What the exercise asks = List each line of the data that holds the string "Protocatechuic", please.

•••

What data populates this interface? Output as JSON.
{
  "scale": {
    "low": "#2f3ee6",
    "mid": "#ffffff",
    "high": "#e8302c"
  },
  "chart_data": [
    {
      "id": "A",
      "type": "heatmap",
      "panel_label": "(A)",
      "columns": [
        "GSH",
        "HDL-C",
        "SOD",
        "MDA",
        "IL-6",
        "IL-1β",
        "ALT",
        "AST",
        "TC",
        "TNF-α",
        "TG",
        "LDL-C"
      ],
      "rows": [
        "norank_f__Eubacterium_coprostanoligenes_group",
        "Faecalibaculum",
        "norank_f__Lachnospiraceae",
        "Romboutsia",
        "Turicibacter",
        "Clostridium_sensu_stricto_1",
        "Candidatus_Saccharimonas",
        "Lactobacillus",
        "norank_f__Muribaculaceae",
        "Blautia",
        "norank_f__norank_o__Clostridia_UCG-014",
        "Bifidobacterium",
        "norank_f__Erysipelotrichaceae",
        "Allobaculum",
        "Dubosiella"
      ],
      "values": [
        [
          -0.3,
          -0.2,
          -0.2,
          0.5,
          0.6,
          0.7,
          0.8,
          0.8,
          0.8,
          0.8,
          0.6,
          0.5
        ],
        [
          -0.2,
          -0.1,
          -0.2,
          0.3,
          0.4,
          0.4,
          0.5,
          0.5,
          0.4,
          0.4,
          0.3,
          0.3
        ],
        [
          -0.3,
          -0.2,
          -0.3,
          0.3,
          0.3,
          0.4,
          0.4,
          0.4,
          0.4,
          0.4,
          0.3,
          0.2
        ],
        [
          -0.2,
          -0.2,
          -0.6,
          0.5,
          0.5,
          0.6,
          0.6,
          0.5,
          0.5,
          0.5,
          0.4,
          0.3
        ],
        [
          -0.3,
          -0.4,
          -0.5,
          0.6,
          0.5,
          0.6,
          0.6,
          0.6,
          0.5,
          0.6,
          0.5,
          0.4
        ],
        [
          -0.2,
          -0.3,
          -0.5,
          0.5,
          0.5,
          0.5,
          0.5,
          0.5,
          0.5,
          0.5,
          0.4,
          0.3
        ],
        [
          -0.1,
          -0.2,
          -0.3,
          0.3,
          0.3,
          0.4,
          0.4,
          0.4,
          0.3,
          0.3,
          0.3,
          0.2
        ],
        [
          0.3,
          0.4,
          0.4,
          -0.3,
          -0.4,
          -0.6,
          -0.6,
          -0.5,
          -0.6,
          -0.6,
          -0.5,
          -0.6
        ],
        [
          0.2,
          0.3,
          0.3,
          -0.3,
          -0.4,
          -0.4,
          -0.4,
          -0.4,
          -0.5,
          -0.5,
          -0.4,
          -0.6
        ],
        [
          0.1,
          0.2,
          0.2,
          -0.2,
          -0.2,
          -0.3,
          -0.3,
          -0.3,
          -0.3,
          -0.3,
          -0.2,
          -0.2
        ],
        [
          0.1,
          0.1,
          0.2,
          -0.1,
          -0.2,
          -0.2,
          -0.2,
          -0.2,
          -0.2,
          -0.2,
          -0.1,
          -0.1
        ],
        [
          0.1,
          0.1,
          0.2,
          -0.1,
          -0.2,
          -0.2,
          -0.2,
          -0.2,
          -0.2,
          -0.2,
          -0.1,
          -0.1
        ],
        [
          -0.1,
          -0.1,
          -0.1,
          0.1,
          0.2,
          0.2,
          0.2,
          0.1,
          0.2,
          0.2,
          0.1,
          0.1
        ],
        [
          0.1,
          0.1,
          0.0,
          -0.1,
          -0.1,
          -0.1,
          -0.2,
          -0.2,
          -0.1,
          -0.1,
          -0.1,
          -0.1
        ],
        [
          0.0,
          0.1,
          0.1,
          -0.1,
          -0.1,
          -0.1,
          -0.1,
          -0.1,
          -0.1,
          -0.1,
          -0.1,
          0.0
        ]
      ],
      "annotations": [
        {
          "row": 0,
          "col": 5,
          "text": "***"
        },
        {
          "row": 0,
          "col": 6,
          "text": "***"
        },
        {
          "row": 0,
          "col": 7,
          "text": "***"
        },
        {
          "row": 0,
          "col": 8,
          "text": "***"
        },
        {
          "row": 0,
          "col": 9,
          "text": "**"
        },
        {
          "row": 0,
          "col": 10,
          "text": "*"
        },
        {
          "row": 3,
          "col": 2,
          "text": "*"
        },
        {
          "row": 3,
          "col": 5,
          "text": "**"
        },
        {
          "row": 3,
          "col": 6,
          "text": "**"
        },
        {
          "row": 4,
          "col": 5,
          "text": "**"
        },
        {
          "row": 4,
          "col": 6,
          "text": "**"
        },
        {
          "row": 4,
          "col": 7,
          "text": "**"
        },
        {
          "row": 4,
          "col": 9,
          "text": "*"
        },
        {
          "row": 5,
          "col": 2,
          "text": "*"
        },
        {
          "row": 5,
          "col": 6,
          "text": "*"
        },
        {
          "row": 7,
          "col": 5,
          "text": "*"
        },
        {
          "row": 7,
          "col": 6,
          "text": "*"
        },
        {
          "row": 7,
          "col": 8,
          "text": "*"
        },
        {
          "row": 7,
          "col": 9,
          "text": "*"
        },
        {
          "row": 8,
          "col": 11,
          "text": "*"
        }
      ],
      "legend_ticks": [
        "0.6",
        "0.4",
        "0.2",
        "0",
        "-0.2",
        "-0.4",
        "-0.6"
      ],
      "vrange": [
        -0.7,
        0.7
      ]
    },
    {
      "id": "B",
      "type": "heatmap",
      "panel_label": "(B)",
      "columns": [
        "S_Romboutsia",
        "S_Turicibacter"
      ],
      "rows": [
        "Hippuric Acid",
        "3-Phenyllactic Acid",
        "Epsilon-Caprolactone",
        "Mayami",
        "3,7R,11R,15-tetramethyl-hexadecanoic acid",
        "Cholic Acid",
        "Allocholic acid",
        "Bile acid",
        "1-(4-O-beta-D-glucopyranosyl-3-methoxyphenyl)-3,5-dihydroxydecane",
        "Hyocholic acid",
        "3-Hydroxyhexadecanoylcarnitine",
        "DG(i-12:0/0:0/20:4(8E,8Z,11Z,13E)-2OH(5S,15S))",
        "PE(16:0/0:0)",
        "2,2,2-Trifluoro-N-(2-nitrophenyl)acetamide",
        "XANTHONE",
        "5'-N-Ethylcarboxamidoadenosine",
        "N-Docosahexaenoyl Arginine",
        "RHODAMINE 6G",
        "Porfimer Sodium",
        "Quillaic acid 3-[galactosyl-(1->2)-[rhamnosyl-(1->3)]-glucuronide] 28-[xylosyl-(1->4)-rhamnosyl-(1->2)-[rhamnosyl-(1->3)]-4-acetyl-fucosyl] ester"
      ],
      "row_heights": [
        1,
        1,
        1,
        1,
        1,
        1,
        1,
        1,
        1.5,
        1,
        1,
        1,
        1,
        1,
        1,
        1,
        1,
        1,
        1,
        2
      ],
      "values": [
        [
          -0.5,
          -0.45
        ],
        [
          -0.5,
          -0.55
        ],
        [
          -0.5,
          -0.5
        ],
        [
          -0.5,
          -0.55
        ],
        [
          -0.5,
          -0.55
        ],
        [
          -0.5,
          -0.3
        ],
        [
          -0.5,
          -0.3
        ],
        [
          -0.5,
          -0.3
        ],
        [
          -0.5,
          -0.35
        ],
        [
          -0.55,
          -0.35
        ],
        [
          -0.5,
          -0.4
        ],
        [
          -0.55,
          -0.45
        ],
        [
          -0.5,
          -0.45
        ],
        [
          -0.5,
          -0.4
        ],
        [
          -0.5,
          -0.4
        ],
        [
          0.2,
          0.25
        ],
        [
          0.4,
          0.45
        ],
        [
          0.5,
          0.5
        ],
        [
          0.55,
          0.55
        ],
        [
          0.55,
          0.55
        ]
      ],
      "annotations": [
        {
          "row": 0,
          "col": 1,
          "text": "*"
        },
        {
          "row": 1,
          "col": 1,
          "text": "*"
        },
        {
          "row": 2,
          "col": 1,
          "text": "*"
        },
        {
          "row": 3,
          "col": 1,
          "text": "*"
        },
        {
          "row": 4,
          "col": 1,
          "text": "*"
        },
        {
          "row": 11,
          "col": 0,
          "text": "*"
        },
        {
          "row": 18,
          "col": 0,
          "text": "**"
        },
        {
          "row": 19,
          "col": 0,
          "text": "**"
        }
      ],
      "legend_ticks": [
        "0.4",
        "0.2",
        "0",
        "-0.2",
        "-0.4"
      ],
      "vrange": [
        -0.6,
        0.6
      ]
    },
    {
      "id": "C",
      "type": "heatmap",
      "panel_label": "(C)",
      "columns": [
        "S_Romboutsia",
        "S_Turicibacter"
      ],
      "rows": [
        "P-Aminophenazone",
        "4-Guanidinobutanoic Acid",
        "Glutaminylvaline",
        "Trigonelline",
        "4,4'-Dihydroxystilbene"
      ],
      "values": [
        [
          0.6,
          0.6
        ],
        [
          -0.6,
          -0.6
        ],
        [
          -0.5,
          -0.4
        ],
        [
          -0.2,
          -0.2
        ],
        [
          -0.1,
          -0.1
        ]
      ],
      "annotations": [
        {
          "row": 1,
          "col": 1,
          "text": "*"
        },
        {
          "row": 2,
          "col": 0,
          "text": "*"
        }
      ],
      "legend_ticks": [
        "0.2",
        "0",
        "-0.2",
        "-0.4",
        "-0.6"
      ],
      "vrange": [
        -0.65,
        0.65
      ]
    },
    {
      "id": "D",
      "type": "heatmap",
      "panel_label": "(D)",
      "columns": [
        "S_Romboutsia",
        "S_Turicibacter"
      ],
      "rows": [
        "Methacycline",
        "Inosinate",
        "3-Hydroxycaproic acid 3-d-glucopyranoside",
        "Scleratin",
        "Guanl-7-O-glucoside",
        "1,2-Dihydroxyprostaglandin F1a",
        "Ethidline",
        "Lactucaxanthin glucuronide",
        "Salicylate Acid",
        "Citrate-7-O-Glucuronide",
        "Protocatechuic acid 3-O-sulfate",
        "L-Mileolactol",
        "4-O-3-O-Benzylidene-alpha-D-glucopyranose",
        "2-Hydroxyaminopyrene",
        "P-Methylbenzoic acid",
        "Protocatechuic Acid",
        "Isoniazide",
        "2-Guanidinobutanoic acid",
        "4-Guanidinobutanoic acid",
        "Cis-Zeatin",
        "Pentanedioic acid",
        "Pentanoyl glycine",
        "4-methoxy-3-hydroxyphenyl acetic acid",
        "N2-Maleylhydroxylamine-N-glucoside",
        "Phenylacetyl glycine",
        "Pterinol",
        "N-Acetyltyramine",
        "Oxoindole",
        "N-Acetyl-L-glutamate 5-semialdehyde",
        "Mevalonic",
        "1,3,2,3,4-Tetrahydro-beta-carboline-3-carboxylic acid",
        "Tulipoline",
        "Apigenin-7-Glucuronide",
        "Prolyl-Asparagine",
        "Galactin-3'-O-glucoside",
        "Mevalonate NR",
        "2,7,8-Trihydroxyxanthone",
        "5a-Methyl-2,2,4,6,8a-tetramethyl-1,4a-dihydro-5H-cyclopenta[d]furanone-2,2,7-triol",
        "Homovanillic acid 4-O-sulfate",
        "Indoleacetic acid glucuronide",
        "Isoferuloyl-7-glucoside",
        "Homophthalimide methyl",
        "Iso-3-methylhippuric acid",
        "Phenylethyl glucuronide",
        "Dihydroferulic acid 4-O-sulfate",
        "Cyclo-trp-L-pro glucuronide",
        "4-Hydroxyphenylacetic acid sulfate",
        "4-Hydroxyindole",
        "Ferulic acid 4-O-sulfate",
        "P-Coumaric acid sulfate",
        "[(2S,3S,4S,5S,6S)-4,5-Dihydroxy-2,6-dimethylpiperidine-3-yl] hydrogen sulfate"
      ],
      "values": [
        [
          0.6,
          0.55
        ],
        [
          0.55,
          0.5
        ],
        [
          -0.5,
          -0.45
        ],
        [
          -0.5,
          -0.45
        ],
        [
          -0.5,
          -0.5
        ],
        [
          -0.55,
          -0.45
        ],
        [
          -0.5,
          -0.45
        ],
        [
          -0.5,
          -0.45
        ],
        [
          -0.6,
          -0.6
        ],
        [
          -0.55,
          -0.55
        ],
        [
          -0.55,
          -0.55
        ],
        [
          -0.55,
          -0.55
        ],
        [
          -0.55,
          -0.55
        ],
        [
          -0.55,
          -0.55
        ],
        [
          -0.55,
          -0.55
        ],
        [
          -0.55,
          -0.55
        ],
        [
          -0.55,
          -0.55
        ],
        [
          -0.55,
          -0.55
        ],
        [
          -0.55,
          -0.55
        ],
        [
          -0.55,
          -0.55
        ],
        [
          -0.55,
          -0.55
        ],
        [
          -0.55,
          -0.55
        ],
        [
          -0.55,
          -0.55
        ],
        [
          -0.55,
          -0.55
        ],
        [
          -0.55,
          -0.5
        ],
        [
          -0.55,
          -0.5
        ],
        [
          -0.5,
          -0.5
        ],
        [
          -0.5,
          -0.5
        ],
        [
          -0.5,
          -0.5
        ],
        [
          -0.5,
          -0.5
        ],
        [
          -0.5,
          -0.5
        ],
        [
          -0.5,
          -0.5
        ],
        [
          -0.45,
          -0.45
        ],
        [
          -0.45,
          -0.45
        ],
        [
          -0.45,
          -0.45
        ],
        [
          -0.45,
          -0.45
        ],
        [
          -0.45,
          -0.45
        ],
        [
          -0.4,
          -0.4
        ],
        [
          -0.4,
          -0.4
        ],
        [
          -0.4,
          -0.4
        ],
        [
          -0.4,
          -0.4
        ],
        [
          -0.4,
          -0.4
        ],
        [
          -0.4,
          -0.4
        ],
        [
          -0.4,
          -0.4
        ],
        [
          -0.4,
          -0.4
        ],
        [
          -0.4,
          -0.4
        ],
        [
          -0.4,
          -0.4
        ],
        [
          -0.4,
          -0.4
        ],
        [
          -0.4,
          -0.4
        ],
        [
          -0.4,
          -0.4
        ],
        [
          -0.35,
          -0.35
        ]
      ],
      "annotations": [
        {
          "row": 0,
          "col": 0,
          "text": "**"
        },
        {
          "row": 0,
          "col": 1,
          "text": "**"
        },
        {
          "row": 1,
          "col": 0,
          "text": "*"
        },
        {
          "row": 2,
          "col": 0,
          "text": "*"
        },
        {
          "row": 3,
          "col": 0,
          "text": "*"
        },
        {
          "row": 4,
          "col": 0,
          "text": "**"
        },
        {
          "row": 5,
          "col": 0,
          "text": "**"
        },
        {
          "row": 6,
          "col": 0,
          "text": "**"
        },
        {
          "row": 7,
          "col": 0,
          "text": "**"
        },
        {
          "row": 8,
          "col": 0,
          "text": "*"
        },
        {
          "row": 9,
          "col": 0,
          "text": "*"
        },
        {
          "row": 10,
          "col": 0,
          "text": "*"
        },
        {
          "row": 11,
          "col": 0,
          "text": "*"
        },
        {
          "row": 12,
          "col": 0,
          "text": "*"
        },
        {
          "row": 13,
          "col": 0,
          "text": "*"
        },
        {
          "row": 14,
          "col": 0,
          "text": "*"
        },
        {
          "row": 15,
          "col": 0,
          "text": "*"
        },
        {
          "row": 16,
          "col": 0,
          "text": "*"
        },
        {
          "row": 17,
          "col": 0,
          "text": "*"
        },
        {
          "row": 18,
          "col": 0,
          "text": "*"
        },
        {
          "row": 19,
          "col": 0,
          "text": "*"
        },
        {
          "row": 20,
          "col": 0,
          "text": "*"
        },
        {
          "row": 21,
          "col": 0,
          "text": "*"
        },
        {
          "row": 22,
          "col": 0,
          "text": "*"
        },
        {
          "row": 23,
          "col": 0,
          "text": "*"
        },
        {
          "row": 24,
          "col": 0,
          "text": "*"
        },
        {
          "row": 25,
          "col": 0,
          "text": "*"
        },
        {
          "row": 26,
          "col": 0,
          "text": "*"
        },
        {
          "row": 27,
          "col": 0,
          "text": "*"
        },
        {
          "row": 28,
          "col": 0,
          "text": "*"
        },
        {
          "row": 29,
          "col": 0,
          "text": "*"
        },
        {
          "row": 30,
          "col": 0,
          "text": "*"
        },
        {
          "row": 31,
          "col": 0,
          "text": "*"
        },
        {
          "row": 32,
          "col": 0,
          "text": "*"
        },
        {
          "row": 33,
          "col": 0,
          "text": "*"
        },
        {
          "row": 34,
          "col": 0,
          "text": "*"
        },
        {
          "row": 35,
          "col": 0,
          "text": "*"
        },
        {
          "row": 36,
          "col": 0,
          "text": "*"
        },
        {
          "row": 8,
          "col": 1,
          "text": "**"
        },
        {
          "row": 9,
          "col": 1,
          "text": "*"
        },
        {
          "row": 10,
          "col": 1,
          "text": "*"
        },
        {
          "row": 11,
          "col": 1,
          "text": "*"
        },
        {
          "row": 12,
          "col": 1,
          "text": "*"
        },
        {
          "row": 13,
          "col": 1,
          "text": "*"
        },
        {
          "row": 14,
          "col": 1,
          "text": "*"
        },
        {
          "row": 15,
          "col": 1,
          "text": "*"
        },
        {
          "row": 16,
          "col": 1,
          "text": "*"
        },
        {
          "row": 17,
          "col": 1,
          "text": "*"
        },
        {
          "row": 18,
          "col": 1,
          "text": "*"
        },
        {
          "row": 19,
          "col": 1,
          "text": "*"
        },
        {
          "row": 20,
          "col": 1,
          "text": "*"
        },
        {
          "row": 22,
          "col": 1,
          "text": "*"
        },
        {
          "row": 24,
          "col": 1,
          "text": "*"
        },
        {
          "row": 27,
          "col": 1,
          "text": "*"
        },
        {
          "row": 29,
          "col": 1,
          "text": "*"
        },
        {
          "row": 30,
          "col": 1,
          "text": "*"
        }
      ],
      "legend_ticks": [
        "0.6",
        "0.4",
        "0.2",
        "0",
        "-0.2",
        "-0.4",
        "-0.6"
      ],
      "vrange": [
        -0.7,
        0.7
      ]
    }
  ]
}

•••

Solution =
        "Protocatechuic acid 3-O-sulfate",
        "Protocatechuic Acid",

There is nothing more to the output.